● **Task prompt**:
Starting at the line with "Read this page and output its text content.", transcribe each line through the final one, both included, and add nothing.

====

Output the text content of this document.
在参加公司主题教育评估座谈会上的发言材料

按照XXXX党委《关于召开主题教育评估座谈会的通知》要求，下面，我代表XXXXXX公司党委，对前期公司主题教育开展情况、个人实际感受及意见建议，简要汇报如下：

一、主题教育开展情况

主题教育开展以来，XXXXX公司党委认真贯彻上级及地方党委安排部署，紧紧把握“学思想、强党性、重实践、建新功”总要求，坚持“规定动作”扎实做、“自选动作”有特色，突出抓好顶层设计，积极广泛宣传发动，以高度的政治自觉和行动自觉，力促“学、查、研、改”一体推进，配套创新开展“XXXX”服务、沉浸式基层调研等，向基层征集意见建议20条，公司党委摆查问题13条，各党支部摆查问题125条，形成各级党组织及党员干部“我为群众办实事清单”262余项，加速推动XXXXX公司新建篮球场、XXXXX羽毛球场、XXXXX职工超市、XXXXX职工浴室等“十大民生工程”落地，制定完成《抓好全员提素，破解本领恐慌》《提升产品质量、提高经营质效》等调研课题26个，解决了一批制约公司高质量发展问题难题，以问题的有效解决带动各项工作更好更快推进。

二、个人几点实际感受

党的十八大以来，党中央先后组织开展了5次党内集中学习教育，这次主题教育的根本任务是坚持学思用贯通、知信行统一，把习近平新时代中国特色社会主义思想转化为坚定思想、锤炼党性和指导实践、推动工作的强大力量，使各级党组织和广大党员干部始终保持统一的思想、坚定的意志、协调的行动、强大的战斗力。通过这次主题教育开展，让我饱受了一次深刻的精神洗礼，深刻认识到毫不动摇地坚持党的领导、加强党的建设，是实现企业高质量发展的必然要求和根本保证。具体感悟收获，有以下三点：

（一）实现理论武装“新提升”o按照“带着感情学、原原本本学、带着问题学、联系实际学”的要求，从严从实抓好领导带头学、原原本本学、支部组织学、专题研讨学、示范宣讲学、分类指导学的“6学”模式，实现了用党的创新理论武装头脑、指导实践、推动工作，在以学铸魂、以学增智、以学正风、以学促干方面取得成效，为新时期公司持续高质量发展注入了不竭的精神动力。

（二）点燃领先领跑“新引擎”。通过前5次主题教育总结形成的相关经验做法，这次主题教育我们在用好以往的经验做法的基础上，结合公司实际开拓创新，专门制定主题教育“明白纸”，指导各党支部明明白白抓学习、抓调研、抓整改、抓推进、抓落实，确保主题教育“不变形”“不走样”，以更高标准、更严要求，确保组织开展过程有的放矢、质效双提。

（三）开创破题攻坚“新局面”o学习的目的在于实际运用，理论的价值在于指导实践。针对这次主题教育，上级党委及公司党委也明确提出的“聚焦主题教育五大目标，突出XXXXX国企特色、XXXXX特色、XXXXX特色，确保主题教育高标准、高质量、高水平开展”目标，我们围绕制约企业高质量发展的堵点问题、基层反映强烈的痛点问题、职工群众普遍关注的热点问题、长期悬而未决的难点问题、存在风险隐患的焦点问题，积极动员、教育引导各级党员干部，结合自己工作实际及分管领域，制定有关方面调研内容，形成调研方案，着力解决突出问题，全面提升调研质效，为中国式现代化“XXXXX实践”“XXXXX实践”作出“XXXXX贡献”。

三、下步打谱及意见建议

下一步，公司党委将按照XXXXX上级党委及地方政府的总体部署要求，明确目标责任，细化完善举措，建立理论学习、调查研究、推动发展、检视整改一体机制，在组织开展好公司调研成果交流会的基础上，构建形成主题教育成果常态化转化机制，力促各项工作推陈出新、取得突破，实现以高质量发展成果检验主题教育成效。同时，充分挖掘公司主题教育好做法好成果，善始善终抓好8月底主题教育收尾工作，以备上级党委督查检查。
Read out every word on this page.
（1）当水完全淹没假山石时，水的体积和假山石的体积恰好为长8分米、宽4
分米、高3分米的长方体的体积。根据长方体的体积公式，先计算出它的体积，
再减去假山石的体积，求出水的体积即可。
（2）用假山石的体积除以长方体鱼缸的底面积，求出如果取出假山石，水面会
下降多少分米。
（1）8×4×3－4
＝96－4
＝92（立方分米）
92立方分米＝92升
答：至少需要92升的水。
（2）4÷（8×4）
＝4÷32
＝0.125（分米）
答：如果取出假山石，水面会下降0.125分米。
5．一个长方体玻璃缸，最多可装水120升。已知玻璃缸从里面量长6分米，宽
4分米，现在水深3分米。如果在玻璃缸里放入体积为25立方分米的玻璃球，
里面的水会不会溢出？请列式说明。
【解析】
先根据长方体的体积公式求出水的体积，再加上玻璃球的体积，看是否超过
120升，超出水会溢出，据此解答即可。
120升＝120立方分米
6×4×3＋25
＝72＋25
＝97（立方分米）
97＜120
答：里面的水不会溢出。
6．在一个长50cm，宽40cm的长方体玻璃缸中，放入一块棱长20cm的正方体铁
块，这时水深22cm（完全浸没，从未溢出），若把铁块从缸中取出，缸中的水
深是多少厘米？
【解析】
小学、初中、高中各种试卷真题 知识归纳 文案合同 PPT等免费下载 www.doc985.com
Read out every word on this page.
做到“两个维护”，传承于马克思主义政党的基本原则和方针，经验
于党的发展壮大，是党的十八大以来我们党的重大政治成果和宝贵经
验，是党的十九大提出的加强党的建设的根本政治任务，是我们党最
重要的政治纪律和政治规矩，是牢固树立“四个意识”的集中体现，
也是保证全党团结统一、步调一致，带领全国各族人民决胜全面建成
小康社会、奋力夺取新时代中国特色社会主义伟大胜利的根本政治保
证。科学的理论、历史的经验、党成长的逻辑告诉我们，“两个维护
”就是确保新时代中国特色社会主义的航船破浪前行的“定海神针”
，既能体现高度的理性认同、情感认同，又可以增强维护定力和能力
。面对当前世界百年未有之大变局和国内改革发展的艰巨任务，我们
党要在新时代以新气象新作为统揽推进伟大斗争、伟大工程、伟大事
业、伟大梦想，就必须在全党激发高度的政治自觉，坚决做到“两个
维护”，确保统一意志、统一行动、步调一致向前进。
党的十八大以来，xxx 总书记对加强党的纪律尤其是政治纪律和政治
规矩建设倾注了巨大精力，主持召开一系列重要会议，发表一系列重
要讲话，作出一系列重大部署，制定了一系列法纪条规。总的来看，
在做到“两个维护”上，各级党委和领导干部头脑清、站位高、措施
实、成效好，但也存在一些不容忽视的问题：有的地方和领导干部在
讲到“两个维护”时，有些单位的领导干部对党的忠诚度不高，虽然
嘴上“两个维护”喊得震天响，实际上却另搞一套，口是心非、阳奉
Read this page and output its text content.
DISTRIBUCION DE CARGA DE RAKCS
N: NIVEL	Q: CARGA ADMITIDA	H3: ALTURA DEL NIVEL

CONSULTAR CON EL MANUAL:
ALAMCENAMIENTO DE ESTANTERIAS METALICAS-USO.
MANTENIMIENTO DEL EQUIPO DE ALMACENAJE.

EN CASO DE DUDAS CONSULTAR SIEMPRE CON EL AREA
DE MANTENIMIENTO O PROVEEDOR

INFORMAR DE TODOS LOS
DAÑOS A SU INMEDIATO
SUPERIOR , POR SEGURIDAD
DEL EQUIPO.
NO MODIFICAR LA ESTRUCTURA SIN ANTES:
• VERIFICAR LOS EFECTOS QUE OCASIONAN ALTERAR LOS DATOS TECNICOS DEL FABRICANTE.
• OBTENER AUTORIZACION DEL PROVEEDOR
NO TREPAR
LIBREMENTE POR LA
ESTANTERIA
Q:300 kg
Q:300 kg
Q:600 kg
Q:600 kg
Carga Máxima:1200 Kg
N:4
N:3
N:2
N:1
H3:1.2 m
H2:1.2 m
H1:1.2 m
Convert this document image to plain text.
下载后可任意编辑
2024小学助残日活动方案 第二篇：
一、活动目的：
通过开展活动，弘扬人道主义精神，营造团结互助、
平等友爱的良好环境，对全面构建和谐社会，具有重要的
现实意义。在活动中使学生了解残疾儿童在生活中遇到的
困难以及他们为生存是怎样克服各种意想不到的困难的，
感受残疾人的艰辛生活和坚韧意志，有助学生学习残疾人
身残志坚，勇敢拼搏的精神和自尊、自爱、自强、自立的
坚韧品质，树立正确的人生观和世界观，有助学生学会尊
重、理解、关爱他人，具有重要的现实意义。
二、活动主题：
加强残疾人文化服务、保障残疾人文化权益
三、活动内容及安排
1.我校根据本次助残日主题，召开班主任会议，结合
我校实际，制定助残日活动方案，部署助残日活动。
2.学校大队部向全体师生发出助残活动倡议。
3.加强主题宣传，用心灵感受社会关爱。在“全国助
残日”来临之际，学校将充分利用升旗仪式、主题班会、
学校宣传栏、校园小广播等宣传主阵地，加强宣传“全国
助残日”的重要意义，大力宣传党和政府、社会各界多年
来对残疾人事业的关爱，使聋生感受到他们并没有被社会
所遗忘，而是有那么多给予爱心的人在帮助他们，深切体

====

● **Exercise solution**:
Read this page and output its text content.
DISTRIBUCION DE CARGA DE RAKCS
N: NIVEL	Q: CARGA ADMITIDA	H3: ALTURA DEL NIVEL

CONSULTAR CON EL MANUAL:
ALAMCENAMIENTO DE ESTANTERIAS METALICAS-USO.
MANTENIMIENTO DEL EQUIPO DE ALMACENAJE.

EN CASO DE DUDAS CONSULTAR SIEMPRE CON EL AREA
DE MANTENIMIENTO O PROVEEDOR

INFORMAR DE TODOS LOS
DAÑOS A SU INMEDIATO
SUPERIOR , POR SEGURIDAD
DEL EQUIPO.
NO MODIFICAR LA ESTRUCTURA SIN ANTES:
• VERIFICAR LOS EFECTOS QUE OCASIONAN ALTERAR LOS DATOS TECNICOS DEL FABRICANTE.
• OBTENER AUTORIZACION DEL PROVEEDOR
NO TREPAR
LIBREMENTE POR LA
ESTANTERIA
Q:300 kg
Q:300 kg
Q:600 kg
Q:600 kg
Carga Máxima:1200 Kg
N:4
N:3
N:2
N:1
H3:1.2 m
H2:1.2 m
H1:1.2 m
Convert this document image to plain text.
下载后可任意编辑
2024小学助残日活动方案 第二篇：
一、活动目的：
通过开展活动，弘扬人道主义精神，营造团结互助、
平等友爱的良好环境，对全面构建和谐社会，具有重要的
现实意义。在活动中使学生了解残疾儿童在生活中遇到的
困难以及他们为生存是怎样克服各种意想不到的困难的，
感受残疾人的艰辛生活和坚韧意志，有助学生学习残疾人
身残志坚，勇敢拼搏的精神和自尊、自爱、自强、自立的
坚韧品质，树立正确的人生观和世界观，有助学生学会尊
重、理解、关爱他人，具有重要的现实意义。
二、活动主题：
加强残疾人文化服务、保障残疾人文化权益
三、活动内容及安排
1.我校根据本次助残日主题，召开班主任会议，结合
我校实际，制定助残日活动方案，部署助残日活动。
2.学校大队部向全体师生发出助残活动倡议。
3.加强主题宣传，用心灵感受社会关爱。在“全国助
残日”来临之际，学校将充分利用升旗仪式、主题班会、
学校宣传栏、校园小广播等宣传主阵地，加强宣传“全国
助残日”的重要意义，大力宣传党和政府、社会各界多年
来对残疾人事业的关爱，使聋生感受到他们并没有被社会
所遗忘，而是有那么多给予爱心的人在帮助他们，深切体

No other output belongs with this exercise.